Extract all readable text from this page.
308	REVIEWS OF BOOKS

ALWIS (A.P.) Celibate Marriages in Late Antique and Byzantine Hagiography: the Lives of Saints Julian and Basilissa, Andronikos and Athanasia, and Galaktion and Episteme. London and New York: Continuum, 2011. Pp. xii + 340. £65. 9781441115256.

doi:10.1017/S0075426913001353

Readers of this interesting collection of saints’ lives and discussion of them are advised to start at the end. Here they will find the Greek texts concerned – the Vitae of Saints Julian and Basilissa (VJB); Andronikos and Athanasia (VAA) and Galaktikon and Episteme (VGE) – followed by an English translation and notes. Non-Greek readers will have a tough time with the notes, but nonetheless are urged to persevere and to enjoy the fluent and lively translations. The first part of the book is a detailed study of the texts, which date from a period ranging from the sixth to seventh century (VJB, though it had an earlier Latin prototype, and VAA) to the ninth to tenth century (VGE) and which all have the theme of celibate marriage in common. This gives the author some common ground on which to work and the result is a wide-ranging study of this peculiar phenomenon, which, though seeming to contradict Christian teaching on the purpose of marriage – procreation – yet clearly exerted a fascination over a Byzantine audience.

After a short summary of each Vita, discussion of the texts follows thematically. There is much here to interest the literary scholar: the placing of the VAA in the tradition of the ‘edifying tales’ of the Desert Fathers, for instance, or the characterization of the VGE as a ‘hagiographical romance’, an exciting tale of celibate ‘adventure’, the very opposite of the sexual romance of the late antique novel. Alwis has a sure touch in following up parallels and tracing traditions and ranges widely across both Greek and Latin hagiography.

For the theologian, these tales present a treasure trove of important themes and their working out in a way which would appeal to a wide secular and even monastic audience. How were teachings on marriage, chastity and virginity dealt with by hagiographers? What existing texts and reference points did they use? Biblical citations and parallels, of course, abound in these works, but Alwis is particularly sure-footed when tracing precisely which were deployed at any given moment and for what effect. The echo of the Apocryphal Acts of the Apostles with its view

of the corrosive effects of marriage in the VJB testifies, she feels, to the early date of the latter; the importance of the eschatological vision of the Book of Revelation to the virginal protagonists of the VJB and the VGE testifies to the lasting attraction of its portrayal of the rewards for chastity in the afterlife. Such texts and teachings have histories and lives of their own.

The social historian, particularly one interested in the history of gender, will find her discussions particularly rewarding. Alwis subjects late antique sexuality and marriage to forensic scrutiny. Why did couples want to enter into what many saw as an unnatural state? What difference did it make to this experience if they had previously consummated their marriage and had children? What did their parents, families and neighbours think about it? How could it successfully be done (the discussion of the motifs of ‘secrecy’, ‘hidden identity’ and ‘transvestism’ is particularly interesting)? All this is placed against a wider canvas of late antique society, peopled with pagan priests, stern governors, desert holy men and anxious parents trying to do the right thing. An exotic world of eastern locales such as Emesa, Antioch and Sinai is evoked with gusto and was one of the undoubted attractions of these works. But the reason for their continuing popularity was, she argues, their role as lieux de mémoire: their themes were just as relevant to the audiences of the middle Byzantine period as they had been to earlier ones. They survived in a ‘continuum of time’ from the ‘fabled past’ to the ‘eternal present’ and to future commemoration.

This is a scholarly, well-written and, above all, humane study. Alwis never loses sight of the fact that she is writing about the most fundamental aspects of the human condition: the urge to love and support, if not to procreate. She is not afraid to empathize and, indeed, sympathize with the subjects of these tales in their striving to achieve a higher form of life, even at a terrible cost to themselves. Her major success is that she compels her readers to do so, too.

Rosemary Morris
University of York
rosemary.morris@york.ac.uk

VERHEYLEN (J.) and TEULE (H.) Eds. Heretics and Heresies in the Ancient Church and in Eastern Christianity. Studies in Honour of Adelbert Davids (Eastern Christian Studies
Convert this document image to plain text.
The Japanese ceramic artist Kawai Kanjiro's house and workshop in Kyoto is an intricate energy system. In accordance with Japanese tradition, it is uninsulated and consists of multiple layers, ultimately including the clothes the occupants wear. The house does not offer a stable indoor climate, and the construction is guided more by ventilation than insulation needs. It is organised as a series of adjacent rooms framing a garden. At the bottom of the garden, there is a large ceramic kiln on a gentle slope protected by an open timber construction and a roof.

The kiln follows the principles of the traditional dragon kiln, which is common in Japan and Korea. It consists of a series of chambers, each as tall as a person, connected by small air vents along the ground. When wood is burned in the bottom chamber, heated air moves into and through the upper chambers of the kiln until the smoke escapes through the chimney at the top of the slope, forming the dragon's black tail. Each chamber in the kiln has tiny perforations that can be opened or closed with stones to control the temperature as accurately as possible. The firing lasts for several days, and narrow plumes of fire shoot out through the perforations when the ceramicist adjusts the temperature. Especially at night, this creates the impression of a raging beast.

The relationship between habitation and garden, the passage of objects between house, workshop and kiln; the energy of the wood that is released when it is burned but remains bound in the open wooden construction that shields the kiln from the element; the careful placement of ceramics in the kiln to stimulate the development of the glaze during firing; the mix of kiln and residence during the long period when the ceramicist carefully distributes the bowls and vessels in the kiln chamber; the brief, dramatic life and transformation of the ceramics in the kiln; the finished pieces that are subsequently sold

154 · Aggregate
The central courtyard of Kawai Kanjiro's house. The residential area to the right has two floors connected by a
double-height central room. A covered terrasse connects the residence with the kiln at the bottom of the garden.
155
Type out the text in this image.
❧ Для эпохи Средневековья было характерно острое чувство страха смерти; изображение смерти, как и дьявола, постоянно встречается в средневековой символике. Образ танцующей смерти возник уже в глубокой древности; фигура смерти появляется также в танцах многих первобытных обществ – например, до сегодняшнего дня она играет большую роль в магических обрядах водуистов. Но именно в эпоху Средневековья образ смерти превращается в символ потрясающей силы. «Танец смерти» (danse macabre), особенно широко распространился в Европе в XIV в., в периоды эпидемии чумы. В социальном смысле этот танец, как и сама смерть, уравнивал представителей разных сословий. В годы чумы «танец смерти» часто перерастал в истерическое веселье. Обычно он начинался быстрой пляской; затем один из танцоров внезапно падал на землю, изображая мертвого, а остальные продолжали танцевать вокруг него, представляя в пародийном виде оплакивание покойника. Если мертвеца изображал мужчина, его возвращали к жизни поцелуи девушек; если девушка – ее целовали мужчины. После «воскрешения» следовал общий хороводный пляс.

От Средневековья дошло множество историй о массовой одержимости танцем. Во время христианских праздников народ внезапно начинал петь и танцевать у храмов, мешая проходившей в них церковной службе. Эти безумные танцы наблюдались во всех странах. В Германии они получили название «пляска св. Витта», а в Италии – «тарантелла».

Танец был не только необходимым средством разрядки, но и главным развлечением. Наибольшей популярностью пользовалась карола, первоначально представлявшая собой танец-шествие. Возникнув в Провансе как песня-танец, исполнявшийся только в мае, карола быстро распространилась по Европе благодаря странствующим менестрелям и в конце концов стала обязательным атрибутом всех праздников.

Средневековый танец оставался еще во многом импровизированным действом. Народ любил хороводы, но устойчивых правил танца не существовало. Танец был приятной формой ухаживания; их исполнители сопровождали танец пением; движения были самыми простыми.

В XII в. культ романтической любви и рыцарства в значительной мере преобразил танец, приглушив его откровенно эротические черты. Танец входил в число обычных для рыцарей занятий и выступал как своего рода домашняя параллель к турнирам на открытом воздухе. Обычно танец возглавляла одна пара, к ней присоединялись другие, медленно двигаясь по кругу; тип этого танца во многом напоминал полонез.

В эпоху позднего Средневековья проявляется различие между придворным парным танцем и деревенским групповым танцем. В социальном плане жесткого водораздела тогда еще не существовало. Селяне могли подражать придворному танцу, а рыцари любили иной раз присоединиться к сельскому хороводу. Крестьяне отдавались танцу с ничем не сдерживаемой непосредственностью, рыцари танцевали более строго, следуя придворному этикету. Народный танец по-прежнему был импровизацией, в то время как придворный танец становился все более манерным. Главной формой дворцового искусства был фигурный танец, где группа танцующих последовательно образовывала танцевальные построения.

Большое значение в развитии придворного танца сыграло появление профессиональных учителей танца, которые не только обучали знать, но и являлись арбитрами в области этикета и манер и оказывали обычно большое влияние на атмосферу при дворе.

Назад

-=-=-

Only lines with the word "central" are wanted, so copy each one from the records.

The central courtyard of Kawai Kanjiro's house. The residential area to the right has two floors connected by a
double-height central room. A covered terrasse connects the residence with the kiln at the bottom of the garden.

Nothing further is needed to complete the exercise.